**Records for this task**
----

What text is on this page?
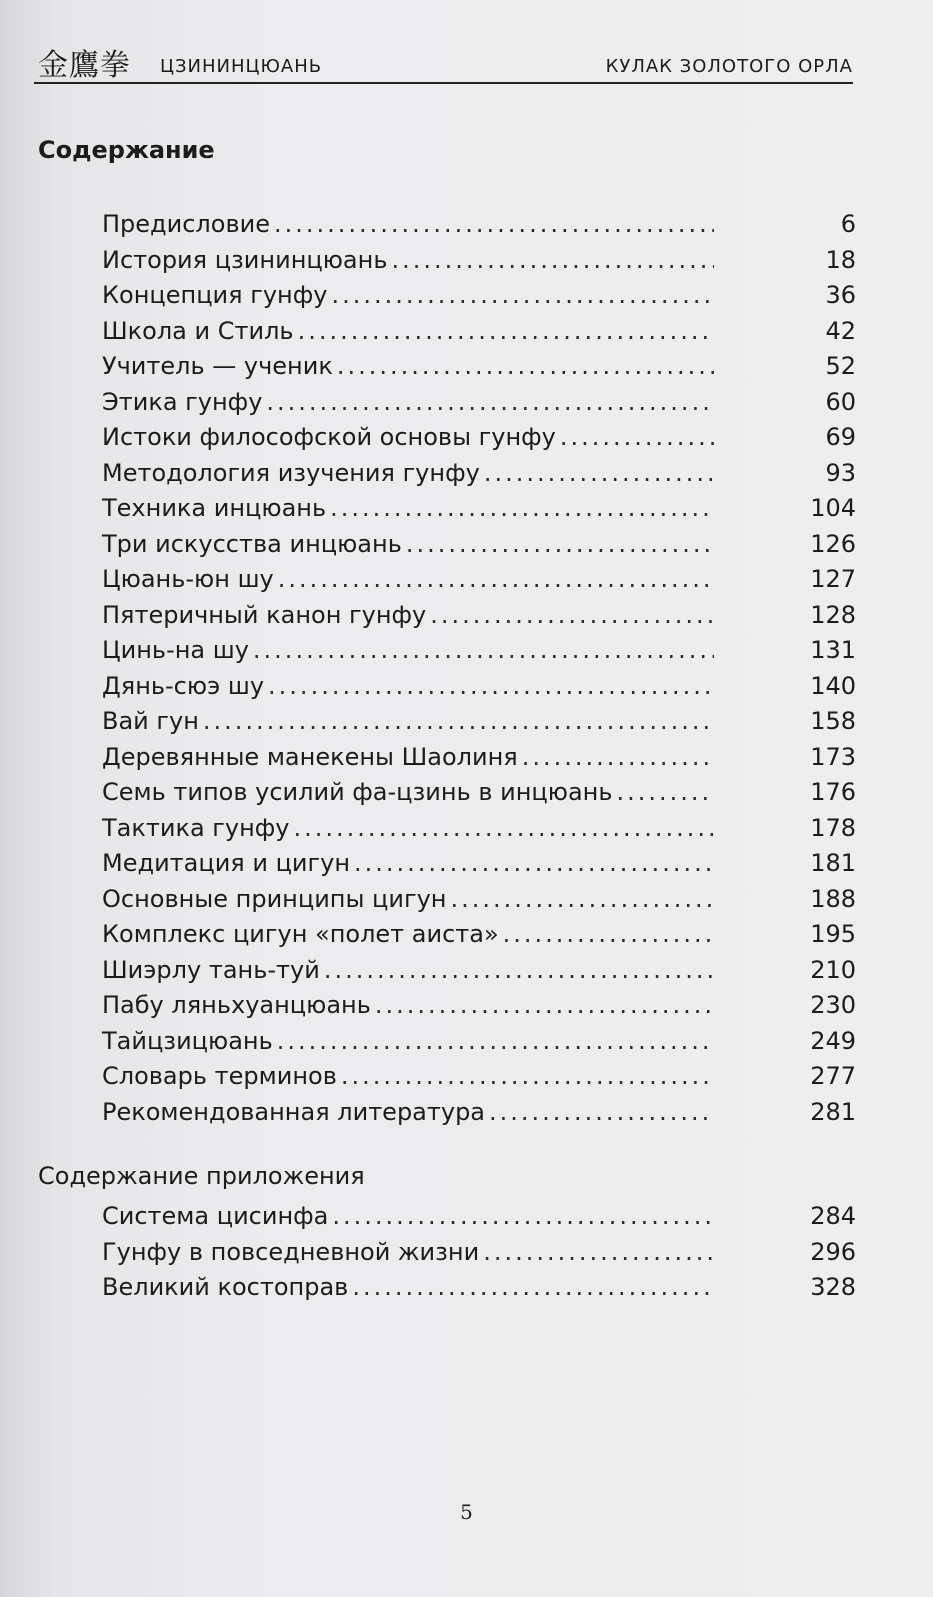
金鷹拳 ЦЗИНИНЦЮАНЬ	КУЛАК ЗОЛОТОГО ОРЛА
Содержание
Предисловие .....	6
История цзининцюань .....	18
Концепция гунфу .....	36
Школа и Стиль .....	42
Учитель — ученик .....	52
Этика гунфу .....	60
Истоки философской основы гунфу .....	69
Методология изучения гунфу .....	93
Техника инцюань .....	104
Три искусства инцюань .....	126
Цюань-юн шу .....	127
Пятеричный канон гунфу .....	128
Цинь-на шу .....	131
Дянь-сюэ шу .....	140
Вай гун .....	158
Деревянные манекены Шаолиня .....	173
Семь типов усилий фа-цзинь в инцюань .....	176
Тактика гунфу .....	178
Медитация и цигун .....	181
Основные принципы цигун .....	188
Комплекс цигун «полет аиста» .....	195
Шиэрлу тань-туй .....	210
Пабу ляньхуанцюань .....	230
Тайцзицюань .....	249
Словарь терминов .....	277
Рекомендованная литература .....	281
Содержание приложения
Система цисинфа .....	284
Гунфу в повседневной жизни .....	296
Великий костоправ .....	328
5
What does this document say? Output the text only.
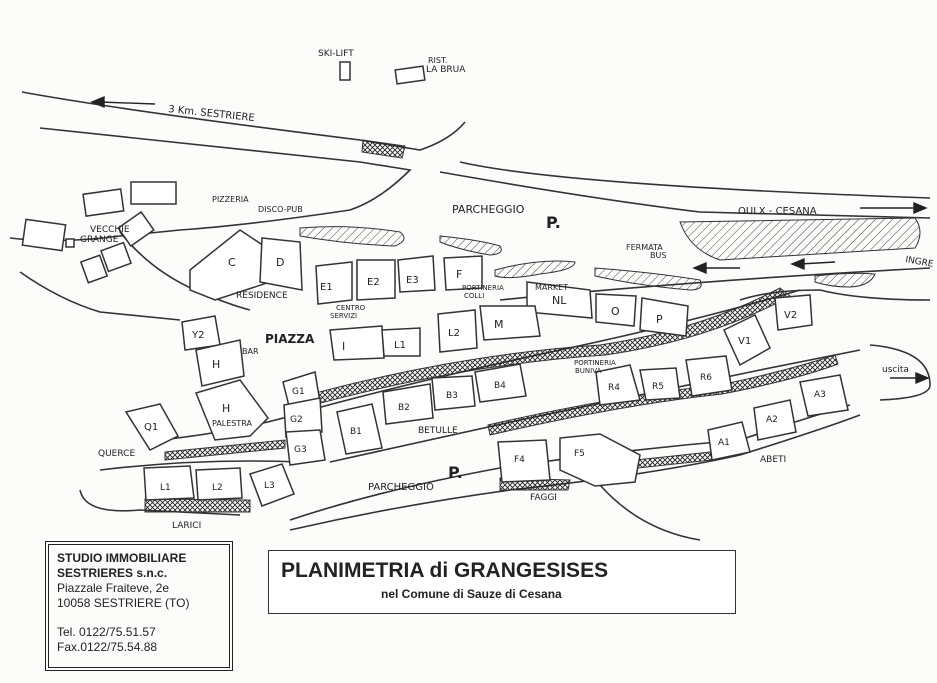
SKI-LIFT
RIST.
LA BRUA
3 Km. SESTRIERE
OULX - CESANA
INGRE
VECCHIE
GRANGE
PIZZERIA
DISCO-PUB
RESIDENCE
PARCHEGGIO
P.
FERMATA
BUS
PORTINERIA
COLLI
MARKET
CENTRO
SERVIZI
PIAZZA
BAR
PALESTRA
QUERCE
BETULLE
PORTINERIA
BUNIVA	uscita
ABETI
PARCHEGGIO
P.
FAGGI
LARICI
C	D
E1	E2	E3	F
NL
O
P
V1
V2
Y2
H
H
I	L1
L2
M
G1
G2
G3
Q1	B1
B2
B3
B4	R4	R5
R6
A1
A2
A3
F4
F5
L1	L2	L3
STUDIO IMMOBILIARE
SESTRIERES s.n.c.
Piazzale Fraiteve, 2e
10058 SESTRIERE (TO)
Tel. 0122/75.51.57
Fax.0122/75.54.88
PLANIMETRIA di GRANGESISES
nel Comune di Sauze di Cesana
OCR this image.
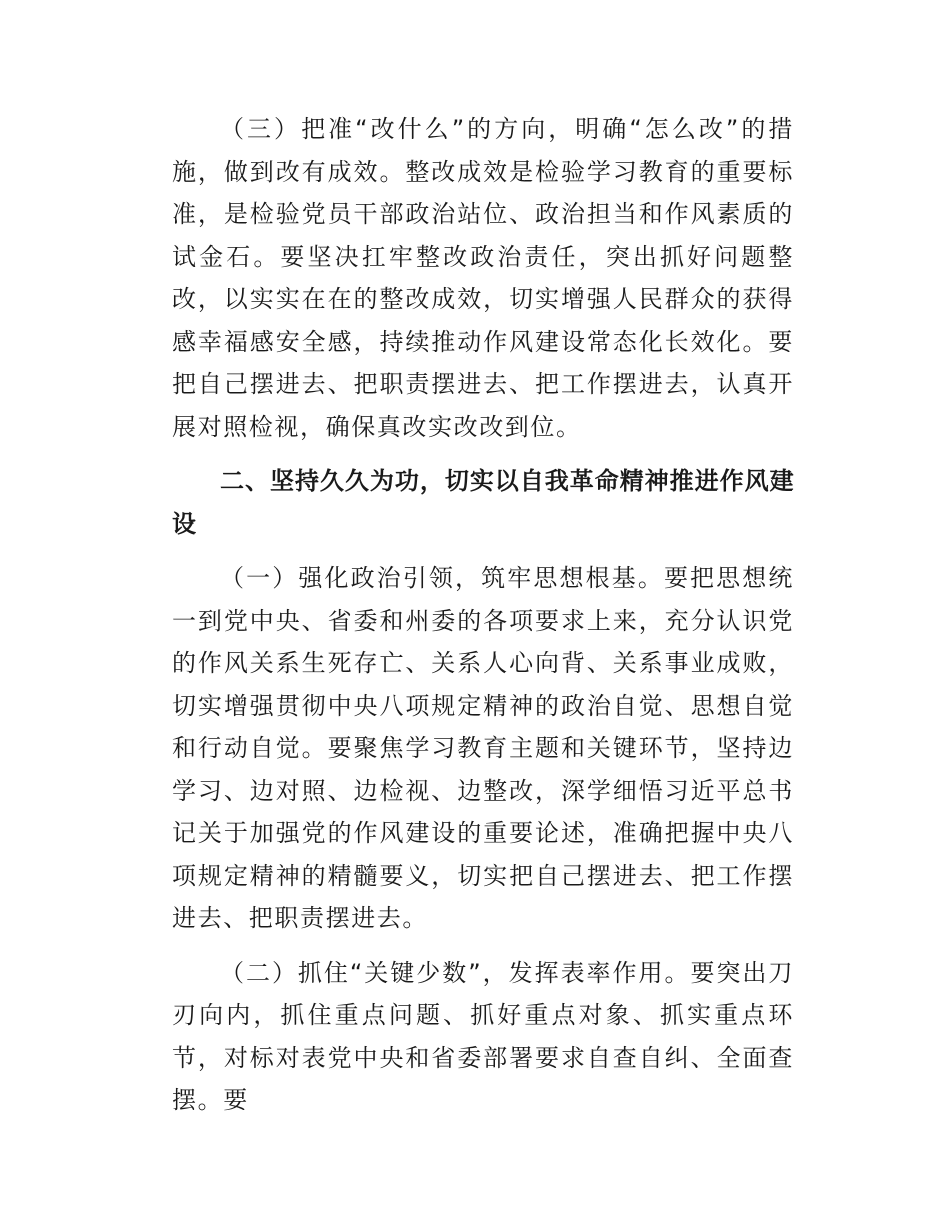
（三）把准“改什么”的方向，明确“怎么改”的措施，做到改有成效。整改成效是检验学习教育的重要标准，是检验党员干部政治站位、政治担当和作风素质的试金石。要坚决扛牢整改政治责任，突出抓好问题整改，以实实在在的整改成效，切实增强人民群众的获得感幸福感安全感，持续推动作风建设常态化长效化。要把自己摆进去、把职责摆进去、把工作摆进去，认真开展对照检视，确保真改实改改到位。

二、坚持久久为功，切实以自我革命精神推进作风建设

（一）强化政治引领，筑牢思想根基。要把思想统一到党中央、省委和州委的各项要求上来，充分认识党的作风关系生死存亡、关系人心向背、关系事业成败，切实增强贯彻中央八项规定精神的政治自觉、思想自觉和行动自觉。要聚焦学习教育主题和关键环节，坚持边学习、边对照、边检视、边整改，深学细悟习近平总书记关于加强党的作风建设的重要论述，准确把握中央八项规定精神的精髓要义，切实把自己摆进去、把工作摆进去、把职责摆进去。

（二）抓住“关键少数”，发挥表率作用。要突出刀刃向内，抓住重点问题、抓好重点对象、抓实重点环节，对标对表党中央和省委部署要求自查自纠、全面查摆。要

----

**The problem**
Write out the entries above word for word. Do not include the pictures.

**Response below**
What text is on this page?
金鷹拳 ЦЗИНИНЦЮАНЬ	КУЛАК ЗОЛОТОГО ОРЛА
Содержание
Предисловие .....	6
История цзининцюань .....	18
Концепция гунфу .....	36
Школа и Стиль .....	42
Учитель — ученик .....	52
Этика гунфу .....	60
Истоки философской основы гунфу .....	69
Методология изучения гунфу .....	93
Техника инцюань .....	104
Три искусства инцюань .....	126
Цюань-юн шу .....	127
Пятеричный канон гунфу .....	128
Цинь-на шу .....	131
Дянь-сюэ шу .....	140
Вай гун .....	158
Деревянные манекены Шаолиня .....	173
Семь типов усилий фа-цзинь в инцюань .....	176
Тактика гунфу .....	178
Медитация и цигун .....	181
Основные принципы цигун .....	188
Комплекс цигун «полет аиста» .....	195
Шиэрлу тань-туй .....	210
Пабу ляньхуанцюань .....	230
Тайцзицюань .....	249
Словарь терминов .....	277
Рекомендованная литература .....	281
Содержание приложения
Система цисинфа .....	284
Гунфу в повседневной жизни .....	296
Великий костоправ .....	328
5
What does this document say? Output the text only.
SKI-LIFT
RIST.
LA BRUA
3 Km. SESTRIERE
OULX - CESANA
INGRE
VECCHIE
GRANGE
PIZZERIA
DISCO-PUB
RESIDENCE
PARCHEGGIO
P.
FERMATA
BUS
PORTINERIA
COLLI
MARKET
CENTRO
SERVIZI
PIAZZA
BAR
PALESTRA
QUERCE
BETULLE
PORTINERIA
BUNIVA	uscita
ABETI
PARCHEGGIO
P.
FAGGI
LARICI
C	D
E1	E2	E3	F
NL
O
P
V1
V2
Y2
H
H
I	L1
L2
M
G1
G2
G3
Q1	B1
B2
B3
B4	R4	R5
R6
A1
A2
A3
F4
F5
L1	L2	L3
STUDIO IMMOBILIARE
SESTRIERES s.n.c.
Piazzale Fraiteve, 2e
10058 SESTRIERE (TO)
Tel. 0122/75.51.57
Fax.0122/75.54.88
PLANIMETRIA di GRANGESISES
nel Comune di Sauze di Cesana
OCR this image.
（三）把准“改什么”的方向，明确“怎么改”的措施，做到改有成效。整改成效是检验学习教育的重要标准，是检验党员干部政治站位、政治担当和作风素质的试金石。要坚决扛牢整改政治责任，突出抓好问题整改，以实实在在的整改成效，切实增强人民群众的获得感幸福感安全感，持续推动作风建设常态化长效化。要把自己摆进去、把职责摆进去、把工作摆进去，认真开展对照检视，确保真改实改改到位。

二、坚持久久为功，切实以自我革命精神推进作风建设

（一）强化政治引领，筑牢思想根基。要把思想统一到党中央、省委和州委的各项要求上来，充分认识党的作风关系生死存亡、关系人心向背、关系事业成败，切实增强贯彻中央八项规定精神的政治自觉、思想自觉和行动自觉。要聚焦学习教育主题和关键环节，坚持边学习、边对照、边检视、边整改，深学细悟习近平总书记关于加强党的作风建设的重要论述，准确把握中央八项规定精神的精髓要义，切实把自己摆进去、把工作摆进去、把职责摆进去。

（二）抓住“关键少数”，发挥表率作用。要突出刀刃向内，抓住重点问题、抓好重点对象、抓实重点环节，对标对表党中央和省委部署要求自查自纠、全面查摆。要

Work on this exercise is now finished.